## Short task:
Pictures in the data below are not part of the copy; transcribe everything else exactly.

## Listed records:
:::::

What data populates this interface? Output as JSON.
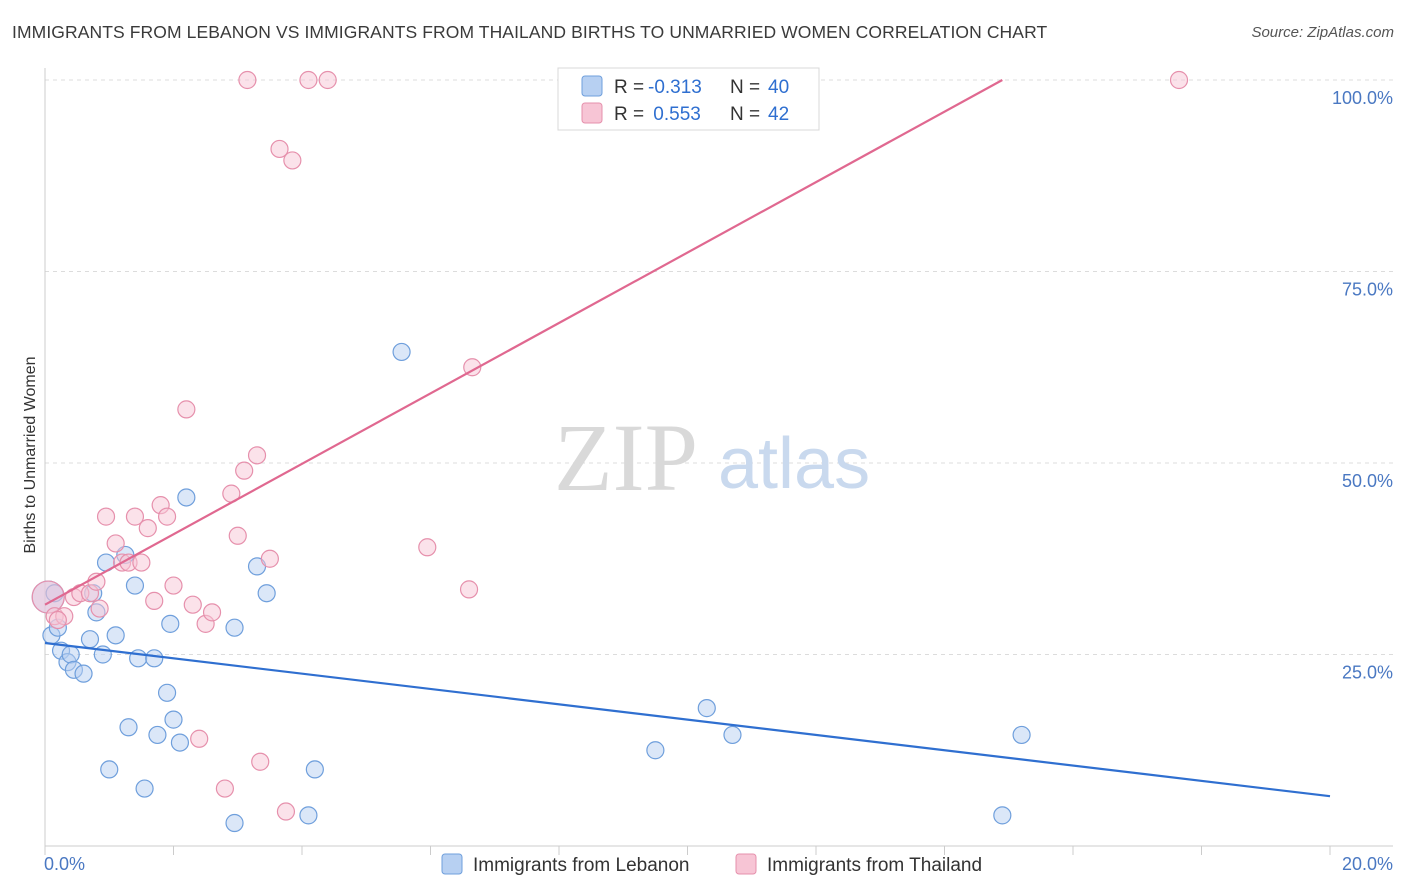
{
  "title": "IMMIGRANTS FROM LEBANON VS IMMIGRANTS FROM THAILAND BIRTHS TO UNMARRIED WOMEN CORRELATION CHART",
  "source": "Source: ZipAtlas.com",
  "watermark": {
    "zip": "ZIP",
    "atlas": "atlas"
  },
  "colors": {
    "lebanon_fill": "#b7d0f2",
    "lebanon_stroke": "#6f9fdc",
    "lebanon_line": "#2f6fd0",
    "thailand_fill": "#f7c5d5",
    "thailand_stroke": "#e690ac",
    "thailand_line": "#e06890",
    "tick": "#4a78c2",
    "grid": "#dcdcdc"
  },
  "legend": {
    "rows": [
      {
        "r_label": "R =",
        "r_value": "-0.313",
        "n_label": "N =",
        "n_value": "40"
      },
      {
        "r_label": "R =",
        "r_value": " 0.553",
        "n_label": "N =",
        "n_value": "42"
      }
    ]
  },
  "chart_data": {
    "type": "scatter",
    "title": "IMMIGRANTS FROM LEBANON VS IMMIGRANTS FROM THAILAND BIRTHS TO UNMARRIED WOMEN CORRELATION CHART",
    "xlabel": "",
    "ylabel": "Births to Unmarried Women",
    "xlim": [
      0,
      20
    ],
    "ylim": [
      0,
      100
    ],
    "x_ticks": [
      "0.0%",
      "20.0%"
    ],
    "y_ticks": [
      "25.0%",
      "50.0%",
      "75.0%",
      "100.0%"
    ],
    "y_tick_values": [
      25,
      50,
      75,
      100
    ],
    "grid": true,
    "legend_placement": "top-center",
    "series": [
      {
        "name": "Immigrants from Lebanon",
        "r": -0.313,
        "n": 40,
        "trend": {
          "x": [
            0,
            20
          ],
          "y": [
            26.5,
            6.5
          ]
        },
        "points": [
          [
            0.05,
            32.5
          ],
          [
            0.1,
            27.5
          ],
          [
            0.2,
            28.5
          ],
          [
            0.25,
            25.5
          ],
          [
            0.35,
            24
          ],
          [
            0.4,
            25
          ],
          [
            0.45,
            23
          ],
          [
            0.6,
            22.5
          ],
          [
            0.7,
            27
          ],
          [
            0.75,
            33
          ],
          [
            0.8,
            30.5
          ],
          [
            0.9,
            25
          ],
          [
            0.95,
            37
          ],
          [
            1.0,
            10
          ],
          [
            1.1,
            27.5
          ],
          [
            1.25,
            38
          ],
          [
            1.3,
            15.5
          ],
          [
            1.4,
            34
          ],
          [
            1.45,
            24.5
          ],
          [
            1.55,
            7.5
          ],
          [
            1.7,
            24.5
          ],
          [
            1.75,
            14.5
          ],
          [
            1.9,
            20
          ],
          [
            1.95,
            29
          ],
          [
            2.0,
            16.5
          ],
          [
            2.1,
            13.5
          ],
          [
            2.2,
            45.5
          ],
          [
            2.95,
            3
          ],
          [
            2.95,
            28.5
          ],
          [
            3.3,
            36.5
          ],
          [
            3.45,
            33
          ],
          [
            4.1,
            4
          ],
          [
            4.2,
            10
          ],
          [
            5.55,
            64.5
          ],
          [
            9.5,
            12.5
          ],
          [
            10.3,
            18
          ],
          [
            10.7,
            14.5
          ],
          [
            14.9,
            4
          ],
          [
            15.2,
            14.5
          ],
          [
            0.15,
            33
          ]
        ]
      },
      {
        "name": "Immigrants from Thailand",
        "r": 0.553,
        "n": 42,
        "trend": {
          "x": [
            0,
            14.9
          ],
          "y": [
            31.5,
            100
          ]
        },
        "points": [
          [
            0.05,
            32.5
          ],
          [
            0.15,
            30
          ],
          [
            0.3,
            30
          ],
          [
            0.45,
            32.5
          ],
          [
            0.55,
            33
          ],
          [
            0.7,
            33
          ],
          [
            0.8,
            34.5
          ],
          [
            0.85,
            31
          ],
          [
            0.95,
            43
          ],
          [
            1.1,
            39.5
          ],
          [
            1.2,
            37
          ],
          [
            1.3,
            37
          ],
          [
            1.4,
            43
          ],
          [
            1.5,
            37
          ],
          [
            1.6,
            41.5
          ],
          [
            1.7,
            32
          ],
          [
            1.8,
            44.5
          ],
          [
            1.9,
            43
          ],
          [
            2.0,
            34
          ],
          [
            2.2,
            57
          ],
          [
            2.3,
            31.5
          ],
          [
            2.4,
            14
          ],
          [
            2.5,
            29
          ],
          [
            2.6,
            30.5
          ],
          [
            2.8,
            7.5
          ],
          [
            2.9,
            46
          ],
          [
            3.0,
            40.5
          ],
          [
            3.1,
            49
          ],
          [
            3.15,
            100
          ],
          [
            3.3,
            51
          ],
          [
            3.35,
            11
          ],
          [
            3.5,
            37.5
          ],
          [
            3.65,
            91
          ],
          [
            3.75,
            4.5
          ],
          [
            3.85,
            89.5
          ],
          [
            4.1,
            100
          ],
          [
            4.4,
            100
          ],
          [
            5.95,
            39
          ],
          [
            6.6,
            33.5
          ],
          [
            6.65,
            62.5
          ],
          [
            17.65,
            100
          ],
          [
            0.2,
            29.5
          ]
        ]
      }
    ]
  }
}
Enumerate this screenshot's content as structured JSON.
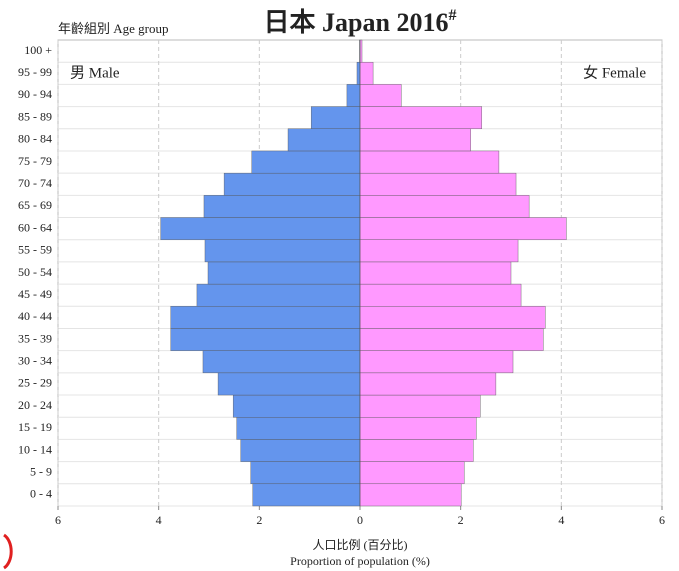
{
  "chart_data": {
    "type": "pyramid",
    "title": "日本 Japan 2016",
    "title_superscript": "#",
    "ylabel": "年齡組別 Age group",
    "xlabel": [
      "人口比例 (百分比)",
      "Proportion of population (%)"
    ],
    "categories": [
      "0 - 4",
      "5 - 9",
      "10 - 14",
      "15 - 19",
      "20 - 24",
      "25 - 29",
      "30 - 34",
      "35 - 39",
      "40 - 44",
      "45 - 49",
      "50 - 54",
      "55 - 59",
      "60 - 64",
      "65 - 69",
      "70 - 74",
      "75 - 79",
      "80 - 84",
      "85 - 89",
      "90 - 94",
      "95 - 99",
      "100 +"
    ],
    "series": [
      {
        "name": "男 Male",
        "color": "#6495ed",
        "values": [
          -2.13,
          -2.17,
          -2.37,
          -2.45,
          -2.52,
          -2.82,
          -3.12,
          -3.76,
          -3.76,
          -3.24,
          -3.02,
          -3.08,
          -3.96,
          -3.1,
          -2.7,
          -2.15,
          -1.43,
          -0.97,
          -0.26,
          -0.06,
          -0.01
        ]
      },
      {
        "name": "女 Female",
        "color": "#ff99ff",
        "values": [
          2.01,
          2.07,
          2.25,
          2.31,
          2.39,
          2.7,
          3.04,
          3.64,
          3.68,
          3.2,
          3.0,
          3.14,
          4.1,
          3.36,
          3.1,
          2.76,
          2.2,
          2.42,
          0.82,
          0.26,
          0.04
        ]
      }
    ],
    "xlim": [
      -6,
      6
    ],
    "xticks": [
      {
        "value": -6,
        "label": "6"
      },
      {
        "value": -4,
        "label": "4"
      },
      {
        "value": -2,
        "label": "2"
      },
      0,
      2,
      4,
      6
    ],
    "grid": true
  }
}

:::::

## Exercise answer:
What data populates this interface? Output as JSON.
{
  "title": "IMMIGRANTS FROM LEBANON VS IMMIGRANTS FROM THAILAND BIRTHS TO UNMARRIED WOMEN CORRELATION CHART",
  "source": "Source: ZipAtlas.com",
  "watermark": {
    "zip": "ZIP",
    "atlas": "atlas"
  },
  "colors": {
    "lebanon_fill": "#b7d0f2",
    "lebanon_stroke": "#6f9fdc",
    "lebanon_line": "#2f6fd0",
    "thailand_fill": "#f7c5d5",
    "thailand_stroke": "#e690ac",
    "thailand_line": "#e06890",
    "tick": "#4a78c2",
    "grid": "#dcdcdc"
  },
  "legend": {
    "rows": [
      {
        "r_label": "R =",
        "r_value": "-0.313",
        "n_label": "N =",
        "n_value": "40"
      },
      {
        "r_label": "R =",
        "r_value": " 0.553",
        "n_label": "N =",
        "n_value": "42"
      }
    ]
  },
  "chart_data": {
    "type": "scatter",
    "title": "IMMIGRANTS FROM LEBANON VS IMMIGRANTS FROM THAILAND BIRTHS TO UNMARRIED WOMEN CORRELATION CHART",
    "xlabel": "",
    "ylabel": "Births to Unmarried Women",
    "xlim": [
      0,
      20
    ],
    "ylim": [
      0,
      100
    ],
    "x_ticks": [
      "0.0%",
      "20.0%"
    ],
    "y_ticks": [
      "25.0%",
      "50.0%",
      "75.0%",
      "100.0%"
    ],
    "y_tick_values": [
      25,
      50,
      75,
      100
    ],
    "grid": true,
    "legend_placement": "top-center",
    "series": [
      {
        "name": "Immigrants from Lebanon",
        "r": -0.313,
        "n": 40,
        "trend": {
          "x": [
            0,
            20
          ],
          "y": [
            26.5,
            6.5
          ]
        },
        "points": [
          [
            0.05,
            32.5
          ],
          [
            0.1,
            27.5
          ],
          [
            0.2,
            28.5
          ],
          [
            0.25,
            25.5
          ],
          [
            0.35,
            24
          ],
          [
            0.4,
            25
          ],
          [
            0.45,
            23
          ],
          [
            0.6,
            22.5
          ],
          [
            0.7,
            27
          ],
          [
            0.75,
            33
          ],
          [
            0.8,
            30.5
          ],
          [
            0.9,
            25
          ],
          [
            0.95,
            37
          ],
          [
            1.0,
            10
          ],
          [
            1.1,
            27.5
          ],
          [
            1.25,
            38
          ],
          [
            1.3,
            15.5
          ],
          [
            1.4,
            34
          ],
          [
            1.45,
            24.5
          ],
          [
            1.55,
            7.5
          ],
          [
            1.7,
            24.5
          ],
          [
            1.75,
            14.5
          ],
          [
            1.9,
            20
          ],
          [
            1.95,
            29
          ],
          [
            2.0,
            16.5
          ],
          [
            2.1,
            13.5
          ],
          [
            2.2,
            45.5
          ],
          [
            2.95,
            3
          ],
          [
            2.95,
            28.5
          ],
          [
            3.3,
            36.5
          ],
          [
            3.45,
            33
          ],
          [
            4.1,
            4
          ],
          [
            4.2,
            10
          ],
          [
            5.55,
            64.5
          ],
          [
            9.5,
            12.5
          ],
          [
            10.3,
            18
          ],
          [
            10.7,
            14.5
          ],
          [
            14.9,
            4
          ],
          [
            15.2,
            14.5
          ],
          [
            0.15,
            33
          ]
        ]
      },
      {
        "name": "Immigrants from Thailand",
        "r": 0.553,
        "n": 42,
        "trend": {
          "x": [
            0,
            14.9
          ],
          "y": [
            31.5,
            100
          ]
        },
        "points": [
          [
            0.05,
            32.5
          ],
          [
            0.15,
            30
          ],
          [
            0.3,
            30
          ],
          [
            0.45,
            32.5
          ],
          [
            0.55,
            33
          ],
          [
            0.7,
            33
          ],
          [
            0.8,
            34.5
          ],
          [
            0.85,
            31
          ],
          [
            0.95,
            43
          ],
          [
            1.1,
            39.5
          ],
          [
            1.2,
            37
          ],
          [
            1.3,
            37
          ],
          [
            1.4,
            43
          ],
          [
            1.5,
            37
          ],
          [
            1.6,
            41.5
          ],
          [
            1.7,
            32
          ],
          [
            1.8,
            44.5
          ],
          [
            1.9,
            43
          ],
          [
            2.0,
            34
          ],
          [
            2.2,
            57
          ],
          [
            2.3,
            31.5
          ],
          [
            2.4,
            14
          ],
          [
            2.5,
            29
          ],
          [
            2.6,
            30.5
          ],
          [
            2.8,
            7.5
          ],
          [
            2.9,
            46
          ],
          [
            3.0,
            40.5
          ],
          [
            3.1,
            49
          ],
          [
            3.15,
            100
          ],
          [
            3.3,
            51
          ],
          [
            3.35,
            11
          ],
          [
            3.5,
            37.5
          ],
          [
            3.65,
            91
          ],
          [
            3.75,
            4.5
          ],
          [
            3.85,
            89.5
          ],
          [
            4.1,
            100
          ],
          [
            4.4,
            100
          ],
          [
            5.95,
            39
          ],
          [
            6.6,
            33.5
          ],
          [
            6.65,
            62.5
          ],
          [
            17.65,
            100
          ],
          [
            0.2,
            29.5
          ]
        ]
      }
    ]
  }
}
Enumerate this screenshot's content as structured JSON.
{
  "chart_data": {
    "type": "pyramid",
    "title": "日本 Japan 2016",
    "title_superscript": "#",
    "ylabel": "年齡組別 Age group",
    "xlabel": [
      "人口比例 (百分比)",
      "Proportion of population (%)"
    ],
    "categories": [
      "0 - 4",
      "5 - 9",
      "10 - 14",
      "15 - 19",
      "20 - 24",
      "25 - 29",
      "30 - 34",
      "35 - 39",
      "40 - 44",
      "45 - 49",
      "50 - 54",
      "55 - 59",
      "60 - 64",
      "65 - 69",
      "70 - 74",
      "75 - 79",
      "80 - 84",
      "85 - 89",
      "90 - 94",
      "95 - 99",
      "100 +"
    ],
    "series": [
      {
        "name": "男 Male",
        "color": "#6495ed",
        "values": [
          -2.13,
          -2.17,
          -2.37,
          -2.45,
          -2.52,
          -2.82,
          -3.12,
          -3.76,
          -3.76,
          -3.24,
          -3.02,
          -3.08,
          -3.96,
          -3.1,
          -2.7,
          -2.15,
          -1.43,
          -0.97,
          -0.26,
          -0.06,
          -0.01
        ]
      },
      {
        "name": "女 Female",
        "color": "#ff99ff",
        "values": [
          2.01,
          2.07,
          2.25,
          2.31,
          2.39,
          2.7,
          3.04,
          3.64,
          3.68,
          3.2,
          3.0,
          3.14,
          4.1,
          3.36,
          3.1,
          2.76,
          2.2,
          2.42,
          0.82,
          0.26,
          0.04
        ]
      }
    ],
    "xlim": [
      -6,
      6
    ],
    "xticks": [
      {
        "value": -6,
        "label": "6"
      },
      {
        "value": -4,
        "label": "4"
      },
      {
        "value": -2,
        "label": "2"
      },
      0,
      2,
      4,
      6
    ],
    "grid": true
  }
}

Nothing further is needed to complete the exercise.